GIVEN INSTRUCTION.
Extract, from the records beneath this instruction, each line that contains the word "August".

──────── DATA FOR THE TASK

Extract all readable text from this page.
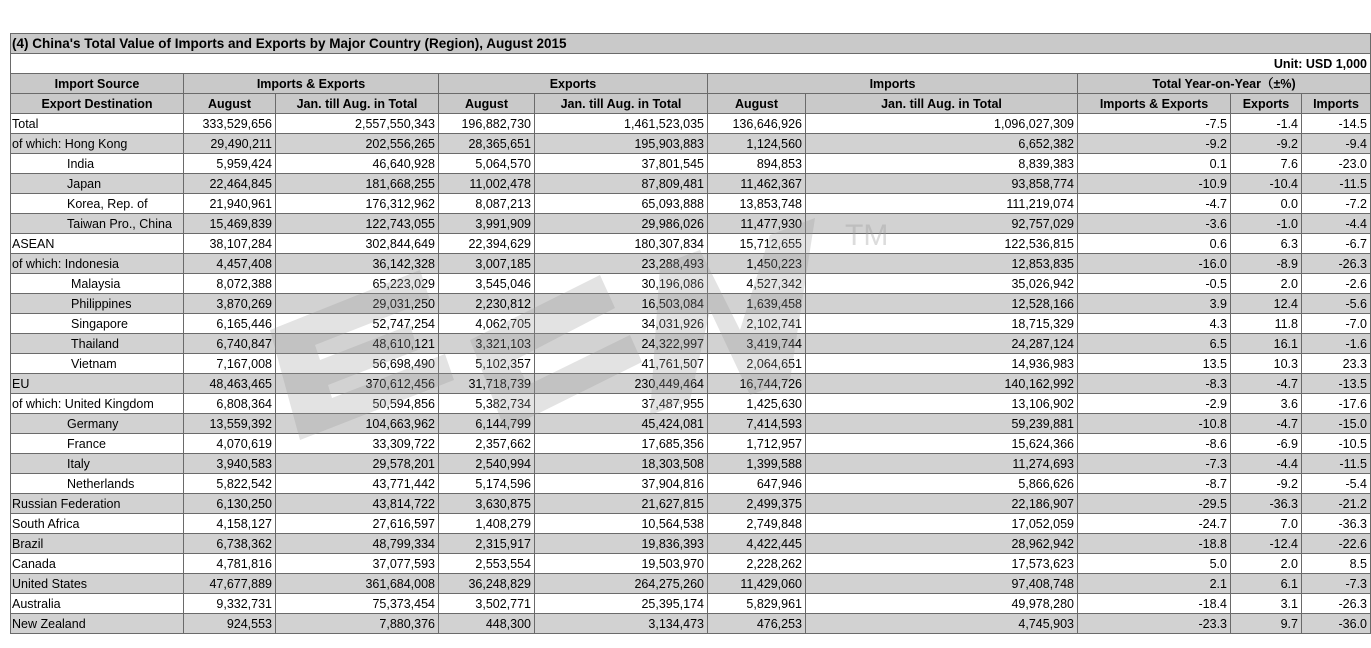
(4) China's Total Value of Imports and Exports by Major Country (Region), August 2015									
Unit: USD 1,000									
Import Source	Imports & Exports		Exports		Imports		Total Year-on-Year（±%)		
Export Destination	August	Jan. till Aug. in Total	August	Jan. till Aug. in Total	August	Jan. till Aug. in Total	Imports & Exports	Exports	Imports
Total	333,529,656	2,557,550,343	196,882,730	1,461,523,035	136,646,926	1,096,027,309	-7.5	-1.4	-14.5
of which: Hong Kong	29,490,211	202,556,265	28,365,651	195,903,883	1,124,560	6,652,382	-9.2	-9.2	-9.4
India	5,959,424	46,640,928	5,064,570	37,801,545	894,853	8,839,383	0.1	7.6	-23.0
Japan	22,464,845	181,668,255	11,002,478	87,809,481	11,462,367	93,858,774	-10.9	-10.4	-11.5
Korea, Rep. of	21,940,961	176,312,962	8,087,213	65,093,888	13,853,748	111,219,074	-4.7	0.0	-7.2
Taiwan Pro., China	15,469,839	122,743,055	3,991,909	29,986,026	11,477,930	92,757,029	-3.6	-1.0	-4.4
ASEAN	38,107,284	302,844,649	22,394,629	180,307,834	15,712,655	122,536,815	0.6	6.3	-6.7
of which: Indonesia	4,457,408	36,142,328	3,007,185	23,288,493	1,450,223	12,853,835	-16.0	-8.9	-26.3
Malaysia	8,072,388	65,223,029	3,545,046	30,196,086	4,527,342	35,026,942	-0.5	2.0	-2.6
Philippines	3,870,269	29,031,250	2,230,812	16,503,084	1,639,458	12,528,166	3.9	12.4	-5.6
Singapore	6,165,446	52,747,254	4,062,705	34,031,926	2,102,741	18,715,329	4.3	11.8	-7.0
Thailand	6,740,847	48,610,121	3,321,103	24,322,997	3,419,744	24,287,124	6.5	16.1	-1.6
Vietnam	7,167,008	56,698,490	5,102,357	41,761,507	2,064,651	14,936,983	13.5	10.3	23.3
EU	48,463,465	370,612,456	31,718,739	230,449,464	16,744,726	140,162,992	-8.3	-4.7	-13.5
of which: United Kingdom	6,808,364	50,594,856	5,382,734	37,487,955	1,425,630	13,106,902	-2.9	3.6	-17.6
Germany	13,559,392	104,663,962	6,144,799	45,424,081	7,414,593	59,239,881	-10.8	-4.7	-15.0
France	4,070,619	33,309,722	2,357,662	17,685,356	1,712,957	15,624,366	-8.6	-6.9	-10.5
Italy	3,940,583	29,578,201	2,540,994	18,303,508	1,399,588	11,274,693	-7.3	-4.4	-11.5
Netherlands	5,822,542	43,771,442	5,174,596	37,904,816	647,946	5,866,626	-8.7	-9.2	-5.4
Russian Federation	6,130,250	43,814,722	3,630,875	21,627,815	2,499,375	22,186,907	-29.5	-36.3	-21.2
South Africa	4,158,127	27,616,597	1,408,279	10,564,538	2,749,848	17,052,059	-24.7	7.0	-36.3
Brazil	6,738,362	48,799,334	2,315,917	19,836,393	4,422,445	28,962,942	-18.8	-12.4	-22.6
Canada	4,781,816	37,077,593	2,553,554	19,503,970	2,228,262	17,573,623	5.0	2.0	8.5
United States	47,677,889	361,684,008	36,248,829	264,275,260	11,429,060	97,408,748	2.1	6.1	-7.3
Australia	9,332,731	75,373,454	3,502,771	25,395,174	5,829,961	49,978,280	-18.4	3.1	-26.3
New Zealand	924,553	7,880,376	448,300	3,134,473	476,253	4,745,903	-23.3	9.7	-36.0
TM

────────────────

CORRECT ANSWER.
(4) China's Total Value of Imports and Exports by Major Country (Region), August 2015									
Export Destination	August	Jan. till Aug. in Total	August	Jan. till Aug. in Total	August	Jan. till Aug. in Total	Imports & Exports	Exports	Imports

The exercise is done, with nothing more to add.